= Texto extraído =
┄┄┄┄┄┄┄┄┄┄

Aída María Holguín Baeza.- Confieso que, hasta hace poco, veía las tormentas de arena y polvo como un fenómeno lejano, casi anecdótico.

En mi imaginario, eran imágenes exclusivas de desiertos lejanos como el Sahara, o cercanos como el de Samalayuca, ajenas a mi realidad. Y entonces, durante muchos, años ignoré su alcance, pensando que se trataba de fenómenos naturales limitados a ciertas regiones del mundo. Sin embargo, los últimos meses han cambiado esa percepción, pues en Chihuahua las “nubes de polvo” evidencian una realidad cotidiana, palpable y preocupante.

La ciencia confirma que, aunque estas tormentas forman parte de los ciclos naturales de la Tierra, su frecuencia e intensidad han aumentado debido a causas atribuibles al ser humano. La deforestación, el uso irracional del agua, la degradación del suelo y, por supuesto, el cambio climático, han intensificado un fenómeno que ahora se manifiesta con fuerza en regiones como Chihuahua, no por casualidad, sino como una consecuencia.

┄┄┄┄┄┄┄┄┄┄

= Datos proporcionados =
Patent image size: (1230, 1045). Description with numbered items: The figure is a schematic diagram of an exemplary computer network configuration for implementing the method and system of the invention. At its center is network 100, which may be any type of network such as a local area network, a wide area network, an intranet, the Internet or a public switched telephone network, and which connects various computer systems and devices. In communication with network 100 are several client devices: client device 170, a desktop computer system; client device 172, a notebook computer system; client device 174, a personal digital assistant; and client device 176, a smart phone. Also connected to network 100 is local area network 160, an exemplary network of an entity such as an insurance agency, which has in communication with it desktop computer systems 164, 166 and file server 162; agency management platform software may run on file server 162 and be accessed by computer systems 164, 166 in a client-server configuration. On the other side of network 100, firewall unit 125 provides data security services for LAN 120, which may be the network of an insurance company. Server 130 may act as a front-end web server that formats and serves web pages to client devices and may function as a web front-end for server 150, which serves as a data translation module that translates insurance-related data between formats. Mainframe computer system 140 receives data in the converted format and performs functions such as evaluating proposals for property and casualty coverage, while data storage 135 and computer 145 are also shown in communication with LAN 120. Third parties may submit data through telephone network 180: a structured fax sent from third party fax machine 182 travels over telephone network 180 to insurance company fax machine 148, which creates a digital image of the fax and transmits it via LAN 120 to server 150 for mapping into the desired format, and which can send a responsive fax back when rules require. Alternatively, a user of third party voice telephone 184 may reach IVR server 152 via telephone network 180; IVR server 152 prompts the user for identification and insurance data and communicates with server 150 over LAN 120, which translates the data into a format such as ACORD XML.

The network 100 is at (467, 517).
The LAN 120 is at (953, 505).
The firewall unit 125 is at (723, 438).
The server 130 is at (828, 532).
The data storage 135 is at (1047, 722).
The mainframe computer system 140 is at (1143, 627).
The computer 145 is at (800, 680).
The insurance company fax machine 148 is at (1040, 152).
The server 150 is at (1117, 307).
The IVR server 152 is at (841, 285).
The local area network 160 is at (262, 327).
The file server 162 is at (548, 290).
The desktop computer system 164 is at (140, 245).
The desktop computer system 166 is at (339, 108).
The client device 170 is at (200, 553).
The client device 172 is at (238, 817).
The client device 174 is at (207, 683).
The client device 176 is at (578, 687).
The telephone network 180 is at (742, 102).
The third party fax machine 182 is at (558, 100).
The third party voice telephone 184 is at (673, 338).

┄┄┄┄┄┄┄┄┄┄

= Ejercicios propuestos =
a) Según el texto sobre las tormentas de arena y polvo, ¿qué causas humanas han intensificado este fenómeno?
b) ¿Puedes resumir en forma de lista el párrafo del texto sobre las tormentas de arena y polvo que empieza con «La ciencia confirma que», conservando sus datos principales?
c) Escribe la continuación del texto sobre las tormentas de arena y polvo a partir de su última oración.

= Soluciones =
a) La deforestación, el uso irracional del agua, la degradación del suelo y el cambio climático.

b)
- Las tormentas de arena y polvo forman parte de los ciclos naturales de la Tierra.
- Su frecuencia e intensidad han aumentado por causas humanas:
  - la deforestación
  - el uso irracional del agua
  - la degradación del suelo
  - el cambio climático
- Por ello el fenómeno se manifiesta con fuerza en regiones como Chihuahua, como consecuencia y no por casualidad.

c)
En Chihuahua, las “nubes de polvo” son más frecuentes, intensas y peligrosas. En varias regiones, la tierra se eleva con el viento y cubre todo a su paso. Municipios del norte y del centro han experimentado una drástica reducción en la visibilidad y la calidad del aire. La población sufre efectos tanto inmediatos como a largo plazo, incluyendo el aumento de enfermedades respiratorias crónicas y el deterioro en la calidad de vida. Así, lo que antes era una molestia temporal, hoy es un problema serio de salud pública, un riesgo ambiental y un obstáculo para el desarrollo sostenible.

Aunque no son exclusivos de Chihuahua, estos eventos climáticos en el estado reflejan una preocupante tendencia global, ya que se estima que al menos el 25% del polvo atmosférico tiene origen en actividades humanas, como la deforestación y la mala gestión del suelo, que han contribuido al aumento en la frecuencia de las tormentas de arena y polvo.

Además de afectar la salud, los vientos cargados de polvo impactan directamente sectores clave como la agricultura y la ganadería. Los suelos pierden fertilidad, los cultivos se dañan, se incrementa la desertificación y se reducen las oportunidades económicas para comunidades enteras que dependen de la tierra. La tormenta no solo arrastra polvo, sino también oportunidades, bienestar y estabilidad.

Lo más inquietante es que los efectos de estas tormentas trascienden la región donde se originan; es decir, el polvo en suspensión puede viajar miles de kilómetros, afectando a otras zonas, incluso a otros continentes. Este fenómeno atmosférico nos recuerda, brutalmente, que los límites geográficos son irrelevantes frente a la degradación ambiental global.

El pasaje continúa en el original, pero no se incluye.